Written task> Lines holding the string "внесении" are the ones to copy from this listing.

Source data>
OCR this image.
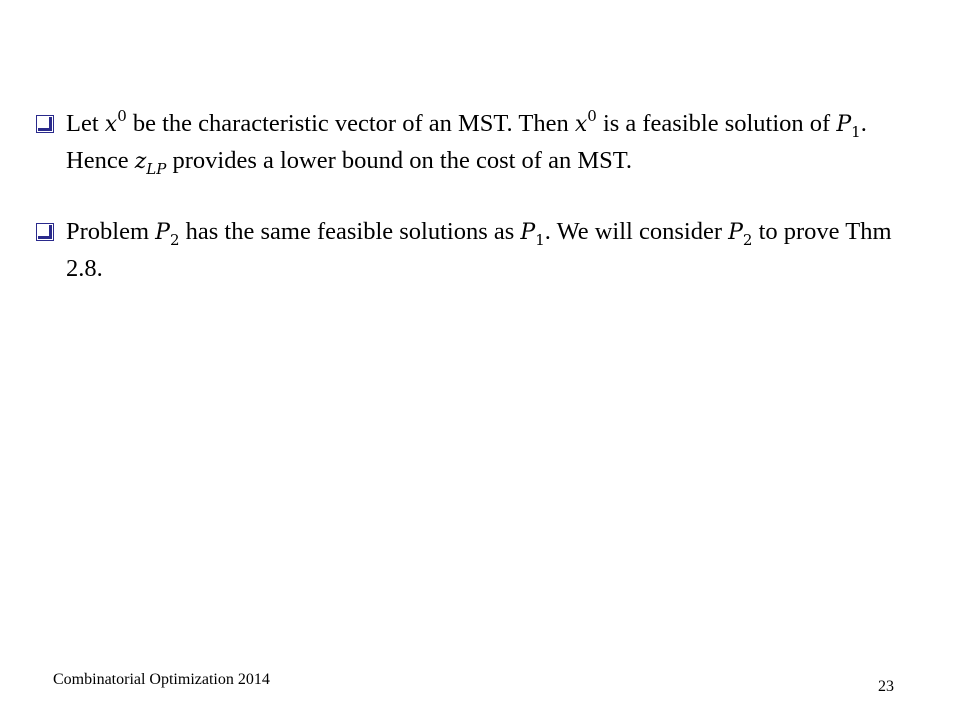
Let $x^0$ be the characteristic vector of an MST. Then $x^0$ is a feasible solution of $P_1$. Hence $z_{LP}$ provides a lower bound on the cost of an MST.
Problem $P_2$ has the same feasible solutions as $P_1$. We will consider $P_2$ to prove Thm 2.8.
Combinatorial Optimization 2014	23
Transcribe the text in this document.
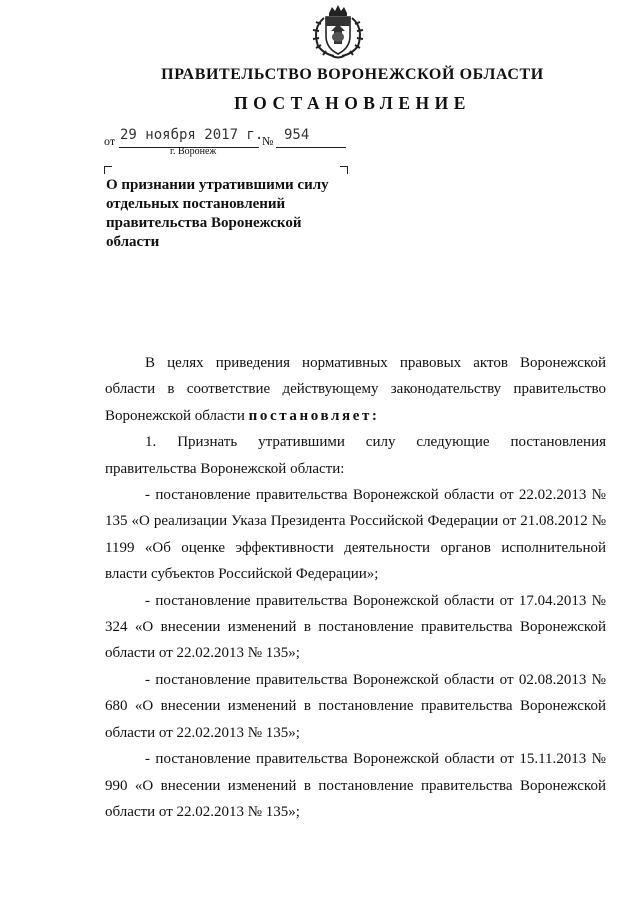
ПРАВИТЕЛЬСТВО ВОРОНЕЖСКОЙ ОБЛАСТИ
ПОСТАНОВЛЕНИЕ
от 29 ноября 2017 г.
№ 954
г. Воронеж
О признании утратившими силу отдельных постановлений правительства Воронежской области

В целях приведения нормативных правовых актов Воронежской области в соответствие действующему законодательству правительство Воронежской области постановляет:

1. Признать утратившими силу следующие постановления правительства Воронежской области:

- постановление правительства Воронежской области от 22.02.2013 № 135 «О реализации Указа Президента Российской Федерации от 21.08.2012 № 1199 «Об оценке эффективности деятельности органов исполнительной власти субъектов Российской Федерации»;

- постановление правительства Воронежской области от 17.04.2013 № 324 «О внесении изменений в постановление правительства Воронежской области от 22.02.2013 № 135»;

- постановление правительства Воронежской области от 02.08.2013 № 680 «О внесении изменений в постановление правительства Воронежской области от 22.02.2013 № 135»;

- постановление правительства Воронежской области от 15.11.2013 № 990 «О внесении изменений в постановление правительства Воронежской области от 22.02.2013 № 135»;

Final result>
- постановление правительства Воронежской области от 17.04.2013 № 324 «О внесении изменений в постановление правительства Воронежской области от 22.02.2013 № 135»;
- постановление правительства Воронежской области от 02.08.2013 № 680 «О внесении изменений в постановление правительства Воронежской области от 22.02.2013 № 135»;
- постановление правительства Воронежской области от 15.11.2013 № 990 «О внесении изменений в постановление правительства Воронежской области от 22.02.2013 № 135»;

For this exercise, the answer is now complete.